##### Records for the task #####
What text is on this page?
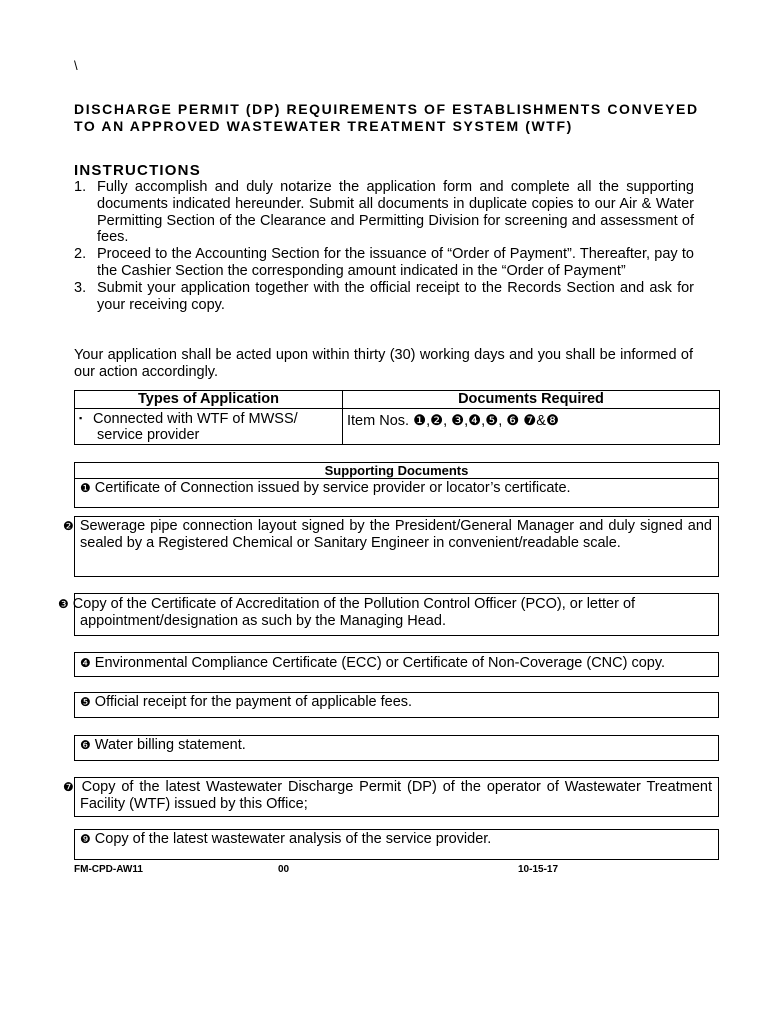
\
DISCHARGE PERMIT (DP) REQUIREMENTS OF ESTABLISHMENTS CONVEYED
TO AN APPROVED WASTEWATER TREATMENT SYSTEM (WTF)
INSTRUCTIONS
1. Fully accomplish and duly notarize the application form and complete all the supporting documents indicated hereunder. Submit all documents in duplicate copies to our Air & Water Permitting Section of the Clearance and Permitting Division for screening and assessment of fees.
2. Proceed to the Accounting Section for the issuance of “Order of Payment”. Thereafter, pay to the Cashier Section the corresponding amount indicated in the “Order of Payment”
3. Submit your application together with the official receipt to the Records Section and ask for your receiving copy.
Your application shall be acted upon within thirty (30) working days and you shall be informed of our action accordingly.
Types of Application	Documents Required

▪ Connected with WTF of MWSS/
service provider	Item Nos. ❶,❷, ❸,❹,❺, ❻ ❼&❽
Supporting Documents
❶ Certificate of Connection issued by service provider or locator’s certificate.
❷ Sewerage pipe connection layout signed by the President/General Manager and duly signed and sealed by a Registered Chemical or Sanitary Engineer in convenient/readable scale.
❸ Copy of the Certificate of Accreditation of the Pollution Control Officer (PCO), or letter of appointment/designation as such by the Managing Head.
❹ Environmental Compliance Certificate (ECC) or Certificate of Non-Coverage (CNC) copy.
❺ Official receipt for the payment of applicable fees.
❻ Water billing statement.
❼ Copy of the latest Wastewater Discharge Permit (DP) of the operator of Wastewater Treatment Facility (WTF) issued by this Office;
❾ Copy of the latest wastewater analysis of the service provider.
FM-CPD-AW11	00	10-15-17
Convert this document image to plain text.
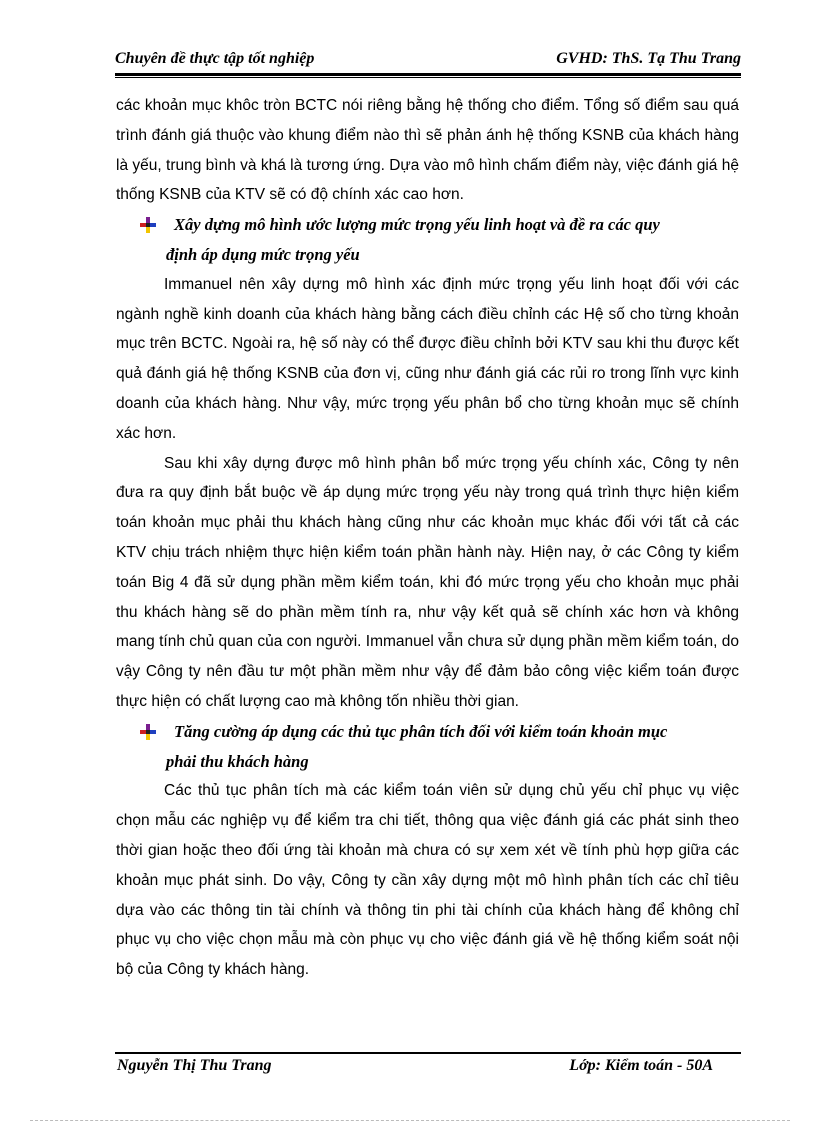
Chuyên đề thực tập tốt nghiệp	GVHD: ThS. Tạ Thu Trang

các khoản mục khôc tròn BCTC nói riêng bằng hệ thống cho điểm. Tổng số điểm sau quá trình đánh giá thuộc vào khung điểm nào thì sẽ phản ánh hệ thống KSNB của khách hàng là yếu, trung bình và khá là tương ứng. Dựa vào mô hình chấm điểm này, việc đánh giá hệ thống KSNB của KTV sẽ có độ chính xác cao hơn.

Xây dựng mô hình ước lượng mức trọng yếu linh hoạt và đề ra các quy
định áp dụng mức trọng yếu

Immanuel nên xây dựng mô hình xác định mức trọng yếu linh hoạt đối với các ngành nghề kinh doanh của khách hàng bằng cách điều chỉnh các Hệ số cho từng khoản mục trên BCTC. Ngoài ra, hệ số này có thể được điều chỉnh bởi KTV sau khi thu được kết quả đánh giá hệ thống KSNB của đơn vị, cũng như đánh giá các rủi ro trong lĩnh vực kinh doanh của khách hàng. Như vậy, mức trọng yếu phân bổ cho từng khoản mục sẽ chính xác hơn.

Sau khi xây dựng được mô hình phân bổ mức trọng yếu chính xác, Công ty nên đưa ra quy định bắt buộc về áp dụng mức trọng yếu này trong quá trình thực hiện kiểm toán khoản mục phải thu khách hàng cũng như các khoản mục khác đối với tất cả các KTV chịu trách nhiệm thực hiện kiểm toán phần hành này. Hiện nay, ở các Công ty kiểm toán Big 4 đã sử dụng phần mềm kiểm toán, khi đó mức trọng yếu cho khoản mục phải thu khách hàng sẽ do phần mềm tính ra, như vậy kết quả sẽ chính xác hơn và không mang tính chủ quan của con người. Immanuel vẫn chưa sử dụng phần mềm kiểm toán, do vậy Công ty nên đầu tư một phần mềm như vậy để đảm bảo công việc kiểm toán được thực hiện có chất lượng cao mà không tốn nhiều thời gian.

Tăng cường áp dụng các thủ tục phân tích đối với kiểm toán khoản mục
phải thu khách hàng

Các thủ tục phân tích mà các kiểm toán viên sử dụng chủ yếu chỉ phục vụ việc chọn mẫu các nghiệp vụ để kiểm tra chi tiết, thông qua việc đánh giá các phát sinh theo thời gian hoặc theo đối ứng tài khoản mà chưa có sự xem xét về tính phù hợp giữa các khoản mục phát sinh. Do vậy, Công ty cần xây dựng một mô hình phân tích các chỉ tiêu dựa vào các thông tin tài chính và thông tin phi tài chính của khách hàng để không chỉ phục vụ cho việc chọn mẫu mà còn phục vụ cho việc đánh giá về hệ thống kiểm soát nội bộ của Công ty khách hàng.

Nguyễn Thị Thu Trang	Lớp: Kiểm toán - 50A
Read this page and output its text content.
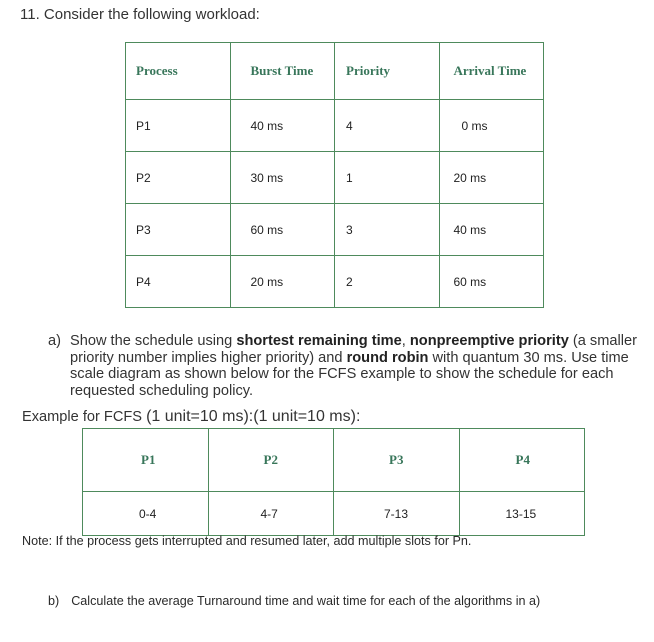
11. Consider the following workload:
Process	Burst Time	Priority	Arrival Time
P1	40 ms	4	0 ms
P2	30 ms	1	20 ms
P3	60 ms	3	40 ms
P4	20 ms	2	60 ms
a) Show the schedule using shortest remaining time, nonpreemptive priority (a smaller priority number implies higher priority) and round robin with quantum 30 ms. Use time scale diagram as shown below for the FCFS example to show the schedule for each requested scheduling policy.
Example for FCFS (1 unit=10 ms):(1 unit=10 ms):
P1	P2	P3	P4
0-4	4-7	7-13	13-15
Note: If the process gets interrupted and resumed later, add multiple slots for Pn.
b) Calculate the average Turnaround time and wait time for each of the algorithms in a)
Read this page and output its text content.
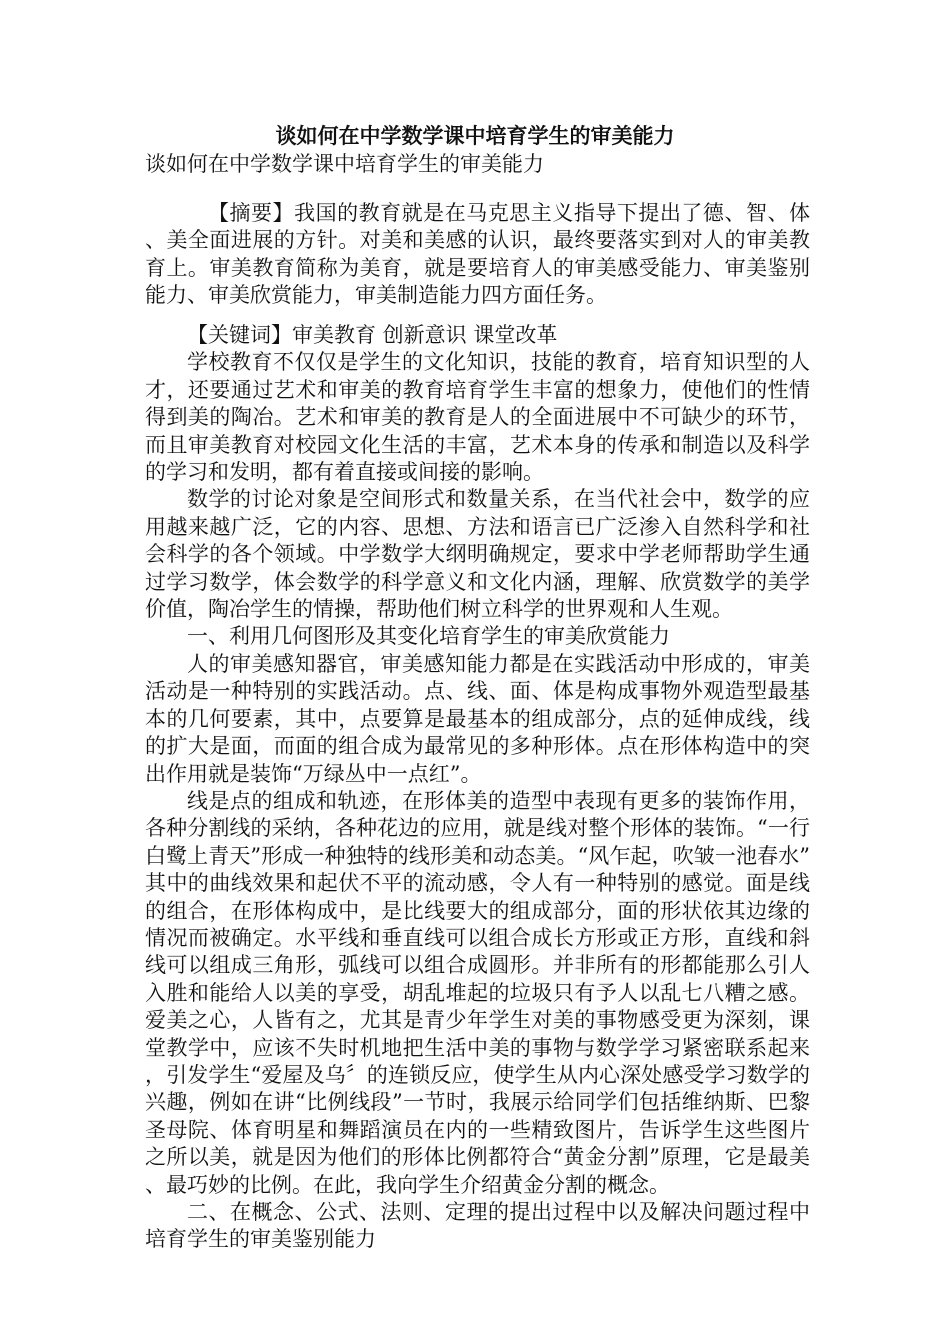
谈如何在中学数学课中培育学生的审美能力
谈如何在中学数学课中培育学生的审美能力

【摘要】我国的教育就是在马克思主义指导下提出了德、智、体、美全面进展的方针。对美和美感的认识，最终要落实到对人的审美教育上。审美教育简称为美育，就是要培育人的审美感受能力、审美鉴别能力、审美欣赏能力，审美制造能力四方面任务。

【关键词】审美教育 创新意识 课堂改革

学校教育不仅仅是学生的文化知识，技能的教育，培育知识型的人才，还要通过艺术和审美的教育培育学生丰富的想象力，使他们的性情得到美的陶冶。艺术和审美的教育是人的全面进展中不可缺少的环节，而且审美教育对校园文化生活的丰富，艺术本身的传承和制造以及科学的学习和发明，都有着直接或间接的影响。

数学的讨论对象是空间形式和数量关系，在当代社会中，数学的应用越来越广泛，它的内容、思想、方法和语言已广泛渗入自然科学和社会科学的各个领域。中学数学大纲明确规定，要求中学老师帮助学生通过学习数学，体会数学的科学意义和文化内涵，理解、欣赏数学的美学价值，陶冶学生的情操，帮助他们树立科学的世界观和人生观。

一、利用几何图形及其变化培育学生的审美欣赏能力

人的审美感知器官，审美感知能力都是在实践活动中形成的，审美活动是一种特别的实践活动。点、线、面、体是构成事物外观造型最基本的几何要素，其中，点要算是最基本的组成部分，点的延伸成线，线的扩大是面，而面的组合成为最常见的多种形体。点在形体构造中的突出作用就是装饰“万绿丛中一点红”。

线是点的组成和轨迹，在形体美的造型中表现有更多的装饰作用，各种分割线的采纳，各种花边的应用，就是线对整个形体的装饰。“一行白鹭上青天”形成一种独特的线形美和动态美。“风乍起，吹皱一池春水”其中的曲线效果和起伏不平的流动感，令人有一种特别的感觉。面是线的组合，在形体构成中，是比线要大的组成部分，面的形状依其边缘的情况而被确定。水平线和垂直线可以组合成长方形或正方形，直线和斜线可以组成三角形，弧线可以组合成圆形。并非所有的形都能那么引人入胜和能给人以美的享受，胡乱堆起的垃圾只有予人以乱七八糟之感。爱美之心，人皆有之，尤其是青少年学生对美的事物感受更为深刻，课堂教学中，应该不失时机地把生活中美的事物与数学学习紧密联系起来，引发学生“爱屋及乌〞的连锁反应，使学生从内心深处感受学习数学的兴趣，例如在讲“比例线段”一节时，我展示给同学们包括维纳斯、巴黎圣母院、体育明星和舞蹈演员在内的一些精致图片，告诉学生这些图片之所以美，就是因为他们的形体比例都符合“黄金分割”原理，它是最美、最巧妙的比例。在此，我向学生介绍黄金分割的概念。

二、在概念、公式、法则、定理的提出过程中以及解决问题过程中培育学生的审美鉴别能力
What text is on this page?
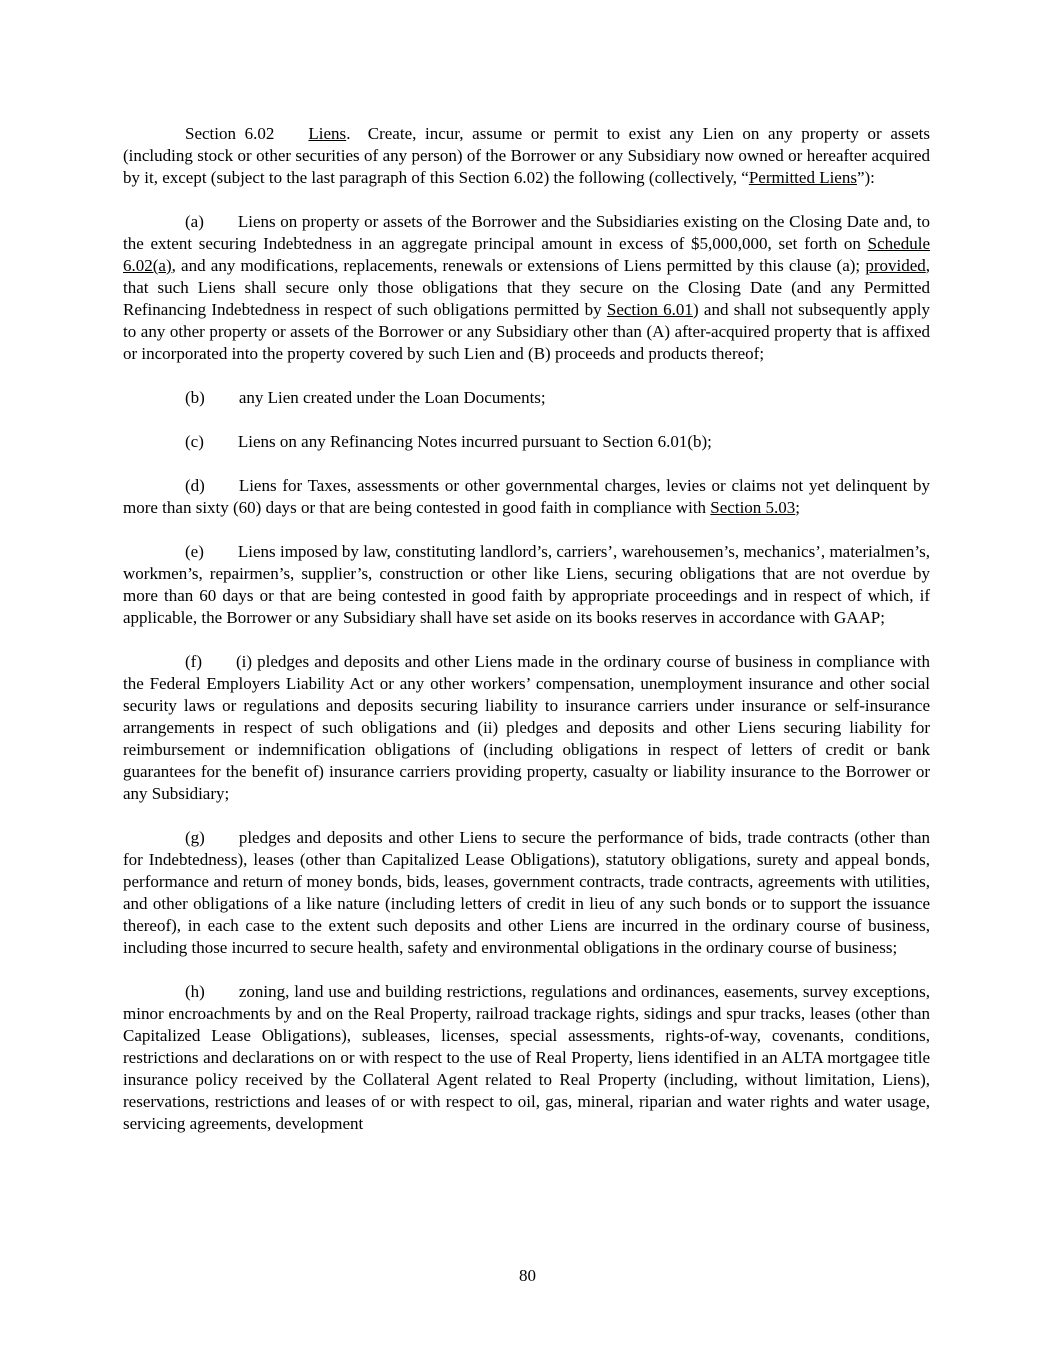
Section 6.02 Liens.  Create, incur, assume or permit to exist any Lien on any property or assets (including stock or other securities of any person) of the Borrower or any Subsidiary now owned or hereafter acquired by it, except (subject to the last paragraph of this Section 6.02) the following (collectively, “Permitted Liens”):

(a) Liens on property or assets of the Borrower and the Subsidiaries existing on the Closing Date and, to the extent securing Indebtedness in an aggregate principal amount in excess of $5,000,000, set forth on Schedule 6.02(a), and any modifications, replacements, renewals or extensions of Liens permitted by this clause (a); provided, that such Liens shall secure only those obligations that they secure on the Closing Date (and any Permitted Refinancing Indebtedness in respect of such obligations permitted by Section 6.01) and shall not subsequently apply to any other property or assets of the Borrower or any Subsidiary other than (A) after-acquired property that is affixed or incorporated into the property covered by such Lien and (B) proceeds and products thereof;

(b) any Lien created under the Loan Documents;

(c) Liens on any Refinancing Notes incurred pursuant to Section 6.01(b);

(d) Liens for Taxes, assessments or other governmental charges, levies or claims not yet delinquent by more than sixty (60) days or that are being contested in good faith in compliance with Section 5.03;

(e) Liens imposed by law, constituting landlord’s, carriers’, warehousemen’s, mechanics’, materialmen’s, workmen’s, repairmen’s, supplier’s, construction or other like Liens, securing obligations that are not overdue by more than 60 days or that are being contested in good faith by appropriate proceedings and in respect of which, if applicable, the Borrower or any Subsidiary shall have set aside on its books reserves in accordance with GAAP;

(f) (i) pledges and deposits and other Liens made in the ordinary course of business in compliance with the Federal Employers Liability Act or any other workers’ compensation, unemployment insurance and other social security laws or regulations and deposits securing liability to insurance carriers under insurance or self-insurance arrangements in respect of such obligations and (ii) pledges and deposits and other Liens securing liability for reimbursement or indemnification obligations of (including obligations in respect of letters of credit or bank guarantees for the benefit of) insurance carriers providing property, casualty or liability insurance to the Borrower or any Subsidiary;

(g) pledges and deposits and other Liens to secure the performance of bids, trade contracts (other than for Indebtedness), leases (other than Capitalized Lease Obligations), statutory obligations, surety and appeal bonds, performance and return of money bonds, bids, leases, government contracts, trade contracts, agreements with utilities, and other obligations of a like nature (including letters of credit in lieu of any such bonds or to support the issuance thereof), in each case to the extent such deposits and other Liens are incurred in the ordinary course of business, including those incurred to secure health, safety and environmental obligations in the ordinary course of business;

(h) zoning, land use and building restrictions, regulations and ordinances, easements, survey exceptions, minor encroachments by and on the Real Property, railroad trackage rights, sidings and spur tracks, leases (other than Capitalized Lease Obligations), subleases, licenses, special assessments, rights-of-way, covenants, conditions, restrictions and declarations on or with respect to the use of Real Property, liens identified in an ALTA mortgagee title insurance policy received by the Collateral Agent related to Real Property (including, without limitation, Liens), reservations, restrictions and leases of or with respect to oil, gas, mineral, riparian and water rights and water usage, servicing agreements, development

80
#####
* [Challenge]: Filter out every line that lacks the word "fees", and copy the rest.

* [Task result]:
1. Fully accomplish and duly notarize the application form and complete all the supporting documents indicated hereunder. Submit all documents in duplicate copies to our Air & Water Permitting Section of the Clearance and Permitting Division for screening and assessment of fees.
❺ Official receipt for the payment of applicable fees.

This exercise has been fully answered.